• _OBJECTIVE_:
Quote the records that follow in full and exactly; leave out the pictures.
═══ ENTRIES SHOWN ═══
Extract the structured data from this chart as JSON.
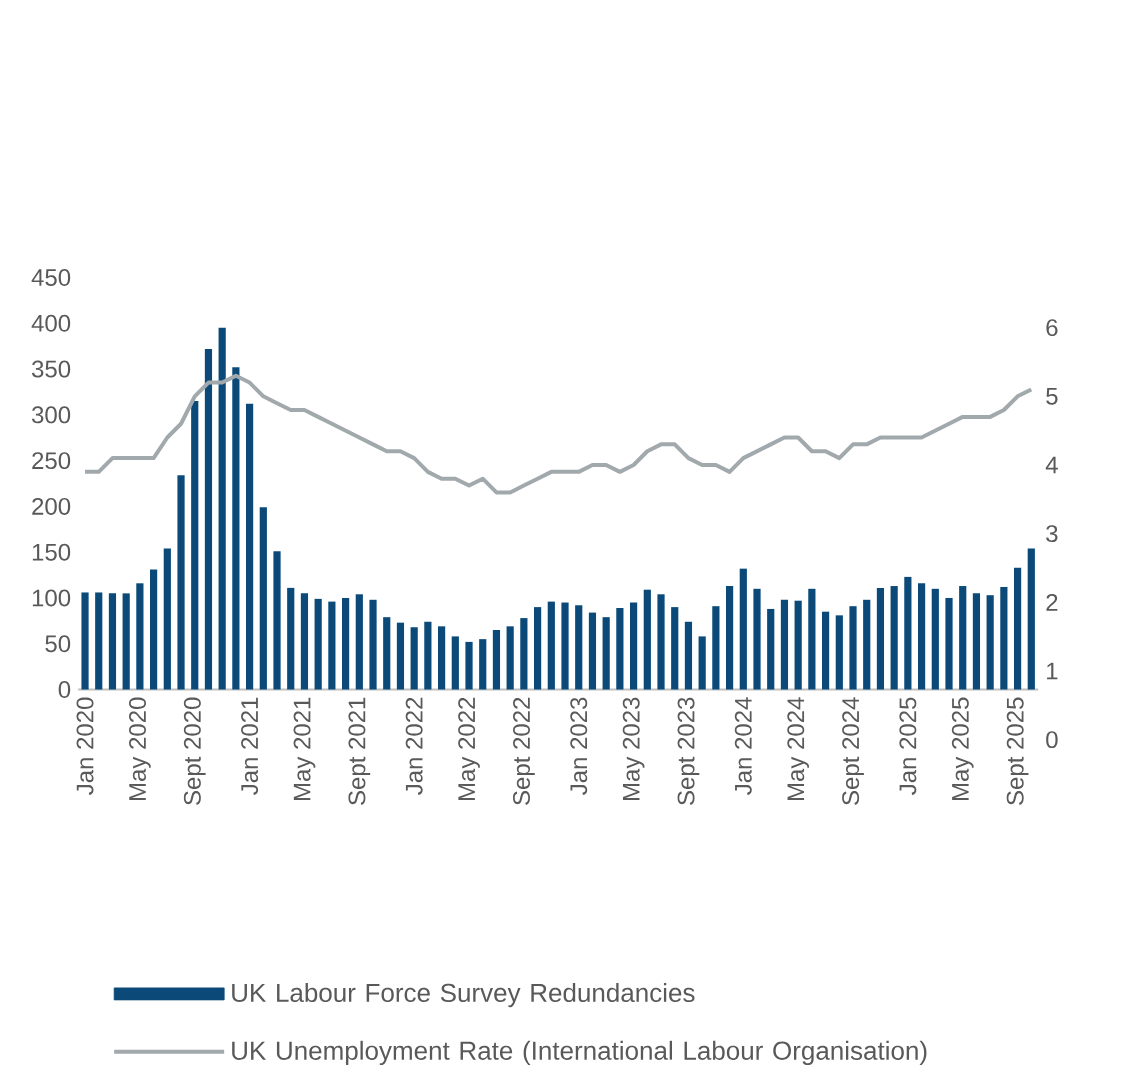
{
  "chart_data": {
    "type": "bar",
    "categories": [
      "Jan 2020",
      null,
      null,
      null,
      "May 2020",
      null,
      null,
      null,
      "Sept 2020",
      null,
      null,
      null,
      "Jan 2021",
      null,
      null,
      null,
      "May 2021",
      null,
      null,
      null,
      "Sept 2021",
      null,
      null,
      null,
      "Jan 2022",
      null,
      null,
      null,
      "May 2022",
      null,
      null,
      null,
      "Sept 2022",
      null,
      null,
      null,
      "Jan 2023",
      null,
      null,
      null,
      "May 2023",
      null,
      null,
      null,
      "Sept 2023",
      null,
      null,
      null,
      "Jan 2024",
      null,
      null,
      null,
      "May 2024",
      null,
      null,
      null,
      "Sept 2024",
      null,
      null,
      null,
      "Jan 2025",
      null,
      null,
      null,
      "May 2025",
      null,
      null,
      null,
      "Sept 2025",
      null
    ],
    "series": [
      {
        "name": "UK Labour Force Survey Redundancies",
        "color": "#0b4a78",
        "values": [
          106,
          106,
          105,
          105,
          116,
          131,
          154,
          234,
          315,
          372,
          395,
          352,
          312,
          199,
          151,
          111,
          105,
          99,
          96,
          100,
          104,
          98,
          79,
          73,
          68,
          74,
          69,
          58,
          52,
          55,
          65,
          69,
          78,
          90,
          96,
          95,
          92,
          84,
          79,
          89,
          95,
          109,
          104,
          90,
          74,
          58,
          91,
          113,
          132,
          110,
          88,
          98,
          97,
          110,
          85,
          81,
          91,
          98,
          111,
          113,
          123,
          116,
          110,
          100,
          113,
          105,
          103,
          112,
          133,
          154
        ]
      },
      {
        "name": "UK Unemployment Rate (International Labour Organisation)",
        "type": "line",
        "axis": "y2",
        "color": "#a2a9ad",
        "values": [
          3.9,
          3.9,
          4.1,
          4.1,
          4.1,
          4.1,
          4.4,
          4.6,
          5.0,
          5.2,
          5.2,
          5.3,
          5.2,
          5.0,
          4.9,
          4.8,
          4.8,
          4.7,
          4.6,
          4.5,
          4.4,
          4.3,
          4.2,
          4.2,
          4.1,
          3.9,
          3.8,
          3.8,
          3.7,
          3.8,
          3.6,
          3.6,
          3.7,
          3.8,
          3.9,
          3.9,
          3.9,
          4.0,
          4.0,
          3.9,
          4.0,
          4.2,
          4.3,
          4.3,
          4.1,
          4.0,
          4.0,
          3.9,
          4.1,
          4.2,
          4.3,
          4.4,
          4.4,
          4.2,
          4.2,
          4.1,
          4.3,
          4.3,
          4.4,
          4.4,
          4.4,
          4.4,
          4.5,
          4.6,
          4.7,
          4.7,
          4.7,
          4.8,
          5.0,
          5.1
        ]
      }
    ],
    "ylim": [
      0,
      450
    ],
    "yticks": [
      0,
      50,
      100,
      150,
      200,
      250,
      300,
      350,
      400,
      450
    ],
    "y2lim": [
      0,
      6
    ],
    "y2ticks": [
      0,
      1,
      2,
      3,
      4,
      5,
      6
    ],
    "legend": "bottom",
    "grid": false
  }
}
═══
• _SOLUTION_:
Extract the structured data from this chart as JSON.
{
  "chart_data": {
    "type": "bar",
    "categories": [
      "Jan 2020",
      null,
      null,
      null,
      "May 2020",
      null,
      null,
      null,
      "Sept 2020",
      null,
      null,
      null,
      "Jan 2021",
      null,
      null,
      null,
      "May 2021",
      null,
      null,
      null,
      "Sept 2021",
      null,
      null,
      null,
      "Jan 2022",
      null,
      null,
      null,
      "May 2022",
      null,
      null,
      null,
      "Sept 2022",
      null,
      null,
      null,
      "Jan 2023",
      null,
      null,
      null,
      "May 2023",
      null,
      null,
      null,
      "Sept 2023",
      null,
      null,
      null,
      "Jan 2024",
      null,
      null,
      null,
      "May 2024",
      null,
      null,
      null,
      "Sept 2024",
      null,
      null,
      null,
      "Jan 2025",
      null,
      null,
      null,
      "May 2025",
      null,
      null,
      null,
      "Sept 2025",
      null
    ],
    "series": [
      {
        "name": "UK Labour Force Survey Redundancies",
        "color": "#0b4a78",
        "values": [
          106,
          106,
          105,
          105,
          116,
          131,
          154,
          234,
          315,
          372,
          395,
          352,
          312,
          199,
          151,
          111,
          105,
          99,
          96,
          100,
          104,
          98,
          79,
          73,
          68,
          74,
          69,
          58,
          52,
          55,
          65,
          69,
          78,
          90,
          96,
          95,
          92,
          84,
          79,
          89,
          95,
          109,
          104,
          90,
          74,
          58,
          91,
          113,
          132,
          110,
          88,
          98,
          97,
          110,
          85,
          81,
          91,
          98,
          111,
          113,
          123,
          116,
          110,
          100,
          113,
          105,
          103,
          112,
          133,
          154
        ]
      },
      {
        "name": "UK Unemployment Rate (International Labour Organisation)",
        "type": "line",
        "axis": "y2",
        "color": "#a2a9ad",
        "values": [
          3.9,
          3.9,
          4.1,
          4.1,
          4.1,
          4.1,
          4.4,
          4.6,
          5.0,
          5.2,
          5.2,
          5.3,
          5.2,
          5.0,
          4.9,
          4.8,
          4.8,
          4.7,
          4.6,
          4.5,
          4.4,
          4.3,
          4.2,
          4.2,
          4.1,
          3.9,
          3.8,
          3.8,
          3.7,
          3.8,
          3.6,
          3.6,
          3.7,
          3.8,
          3.9,
          3.9,
          3.9,
          4.0,
          4.0,
          3.9,
          4.0,
          4.2,
          4.3,
          4.3,
          4.1,
          4.0,
          4.0,
          3.9,
          4.1,
          4.2,
          4.3,
          4.4,
          4.4,
          4.2,
          4.2,
          4.1,
          4.3,
          4.3,
          4.4,
          4.4,
          4.4,
          4.4,
          4.5,
          4.6,
          4.7,
          4.7,
          4.7,
          4.8,
          5.0,
          5.1
        ]
      }
    ],
    "ylim": [
      0,
      450
    ],
    "yticks": [
      0,
      50,
      100,
      150,
      200,
      250,
      300,
      350,
      400,
      450
    ],
    "y2lim": [
      0,
      6
    ],
    "y2ticks": [
      0,
      1,
      2,
      3,
      4,
      5,
      6
    ],
    "legend": "bottom",
    "grid": false
  }
}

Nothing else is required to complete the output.